** BEGIN Given information **

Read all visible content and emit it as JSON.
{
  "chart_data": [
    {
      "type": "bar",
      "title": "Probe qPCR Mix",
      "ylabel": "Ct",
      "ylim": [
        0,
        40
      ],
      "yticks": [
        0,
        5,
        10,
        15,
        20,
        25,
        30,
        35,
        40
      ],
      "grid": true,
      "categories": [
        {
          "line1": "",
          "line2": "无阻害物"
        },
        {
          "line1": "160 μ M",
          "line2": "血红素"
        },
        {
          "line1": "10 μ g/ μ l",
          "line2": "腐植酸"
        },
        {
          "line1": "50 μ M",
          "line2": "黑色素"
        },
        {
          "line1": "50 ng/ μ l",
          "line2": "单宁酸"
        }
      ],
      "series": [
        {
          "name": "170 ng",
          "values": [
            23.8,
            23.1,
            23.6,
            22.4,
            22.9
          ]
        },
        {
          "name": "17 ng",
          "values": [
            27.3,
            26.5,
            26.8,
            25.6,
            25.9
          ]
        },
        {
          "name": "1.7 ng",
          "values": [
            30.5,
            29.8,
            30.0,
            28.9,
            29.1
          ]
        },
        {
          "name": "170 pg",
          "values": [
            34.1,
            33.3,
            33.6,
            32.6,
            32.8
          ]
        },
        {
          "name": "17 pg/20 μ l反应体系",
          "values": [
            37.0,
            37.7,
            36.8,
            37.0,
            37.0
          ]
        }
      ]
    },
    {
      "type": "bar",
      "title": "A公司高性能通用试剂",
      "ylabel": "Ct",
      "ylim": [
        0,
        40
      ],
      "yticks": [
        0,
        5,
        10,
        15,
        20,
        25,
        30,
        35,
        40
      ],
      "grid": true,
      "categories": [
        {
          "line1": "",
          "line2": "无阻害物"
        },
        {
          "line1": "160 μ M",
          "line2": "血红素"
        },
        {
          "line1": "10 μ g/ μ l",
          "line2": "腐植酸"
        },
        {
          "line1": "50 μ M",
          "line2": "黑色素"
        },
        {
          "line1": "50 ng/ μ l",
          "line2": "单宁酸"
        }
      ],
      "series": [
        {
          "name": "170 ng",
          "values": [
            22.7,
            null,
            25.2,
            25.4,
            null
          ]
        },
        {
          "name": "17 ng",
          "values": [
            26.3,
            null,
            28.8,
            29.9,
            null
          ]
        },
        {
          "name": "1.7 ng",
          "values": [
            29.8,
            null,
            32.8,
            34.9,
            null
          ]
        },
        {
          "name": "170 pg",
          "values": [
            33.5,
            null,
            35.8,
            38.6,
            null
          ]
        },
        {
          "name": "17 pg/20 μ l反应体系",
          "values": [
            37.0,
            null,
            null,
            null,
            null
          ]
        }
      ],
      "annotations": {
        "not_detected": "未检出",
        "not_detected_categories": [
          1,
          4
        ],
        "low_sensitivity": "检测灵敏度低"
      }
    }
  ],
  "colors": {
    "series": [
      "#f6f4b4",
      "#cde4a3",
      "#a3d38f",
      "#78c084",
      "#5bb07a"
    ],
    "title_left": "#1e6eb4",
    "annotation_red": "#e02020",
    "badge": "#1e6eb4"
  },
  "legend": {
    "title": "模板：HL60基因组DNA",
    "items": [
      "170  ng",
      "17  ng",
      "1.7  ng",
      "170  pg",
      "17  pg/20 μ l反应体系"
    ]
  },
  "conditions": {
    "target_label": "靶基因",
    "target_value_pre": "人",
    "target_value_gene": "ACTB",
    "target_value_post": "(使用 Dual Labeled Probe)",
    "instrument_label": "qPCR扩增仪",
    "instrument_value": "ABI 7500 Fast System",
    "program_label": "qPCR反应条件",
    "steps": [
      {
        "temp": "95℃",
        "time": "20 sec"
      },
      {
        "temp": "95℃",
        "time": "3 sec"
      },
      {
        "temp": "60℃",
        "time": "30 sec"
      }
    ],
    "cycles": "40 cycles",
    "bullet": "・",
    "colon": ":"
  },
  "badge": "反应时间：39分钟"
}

** END Given information **

*Stated exercise*: Output the records verbatim, from the first line to the last.

*Task result*:
Read all visible content and emit it as JSON.
{
  "chart_data": [
    {
      "type": "bar",
      "title": "Probe qPCR Mix",
      "ylabel": "Ct",
      "ylim": [
        0,
        40
      ],
      "yticks": [
        0,
        5,
        10,
        15,
        20,
        25,
        30,
        35,
        40
      ],
      "grid": true,
      "categories": [
        {
          "line1": "",
          "line2": "无阻害物"
        },
        {
          "line1": "160 μ M",
          "line2": "血红素"
        },
        {
          "line1": "10 μ g/ μ l",
          "line2": "腐植酸"
        },
        {
          "line1": "50 μ M",
          "line2": "黑色素"
        },
        {
          "line1": "50 ng/ μ l",
          "line2": "单宁酸"
        }
      ],
      "series": [
        {
          "name": "170 ng",
          "values": [
            23.8,
            23.1,
            23.6,
            22.4,
            22.9
          ]
        },
        {
          "name": "17 ng",
          "values": [
            27.3,
            26.5,
            26.8,
            25.6,
            25.9
          ]
        },
        {
          "name": "1.7 ng",
          "values": [
            30.5,
            29.8,
            30.0,
            28.9,
            29.1
          ]
        },
        {
          "name": "170 pg",
          "values": [
            34.1,
            33.3,
            33.6,
            32.6,
            32.8
          ]
        },
        {
          "name": "17 pg/20 μ l反应体系",
          "values": [
            37.0,
            37.7,
            36.8,
            37.0,
            37.0
          ]
        }
      ]
    },
    {
      "type": "bar",
      "title": "A公司高性能通用试剂",
      "ylabel": "Ct",
      "ylim": [
        0,
        40
      ],
      "yticks": [
        0,
        5,
        10,
        15,
        20,
        25,
        30,
        35,
        40
      ],
      "grid": true,
      "categories": [
        {
          "line1": "",
          "line2": "无阻害物"
        },
        {
          "line1": "160 μ M",
          "line2": "血红素"
        },
        {
          "line1": "10 μ g/ μ l",
          "line2": "腐植酸"
        },
        {
          "line1": "50 μ M",
          "line2": "黑色素"
        },
        {
          "line1": "50 ng/ μ l",
          "line2": "单宁酸"
        }
      ],
      "series": [
        {
          "name": "170 ng",
          "values": [
            22.7,
            null,
            25.2,
            25.4,
            null
          ]
        },
        {
          "name": "17 ng",
          "values": [
            26.3,
            null,
            28.8,
            29.9,
            null
          ]
        },
        {
          "name": "1.7 ng",
          "values": [
            29.8,
            null,
            32.8,
            34.9,
            null
          ]
        },
        {
          "name": "170 pg",
          "values": [
            33.5,
            null,
            35.8,
            38.6,
            null
          ]
        },
        {
          "name": "17 pg/20 μ l反应体系",
          "values": [
            37.0,
            null,
            null,
            null,
            null
          ]
        }
      ],
      "annotations": {
        "not_detected": "未检出",
        "not_detected_categories": [
          1,
          4
        ],
        "low_sensitivity": "检测灵敏度低"
      }
    }
  ],
  "colors": {
    "series": [
      "#f6f4b4",
      "#cde4a3",
      "#a3d38f",
      "#78c084",
      "#5bb07a"
    ],
    "title_left": "#1e6eb4",
    "annotation_red": "#e02020",
    "badge": "#1e6eb4"
  },
  "legend": {
    "title": "模板：HL60基因组DNA",
    "items": [
      "170  ng",
      "17  ng",
      "1.7  ng",
      "170  pg",
      "17  pg/20 μ l反应体系"
    ]
  },
  "conditions": {
    "target_label": "靶基因",
    "target_value_pre": "人",
    "target_value_gene": "ACTB",
    "target_value_post": "(使用 Dual Labeled Probe)",
    "instrument_label": "qPCR扩增仪",
    "instrument_value": "ABI 7500 Fast System",
    "program_label": "qPCR反应条件",
    "steps": [
      {
        "temp": "95℃",
        "time": "20 sec"
      },
      {
        "temp": "95℃",
        "time": "3 sec"
      },
      {
        "temp": "60℃",
        "time": "30 sec"
      }
    ],
    "cycles": "40 cycles",
    "bullet": "・",
    "colon": ":"
  },
  "badge": "反应时间：39分钟"
}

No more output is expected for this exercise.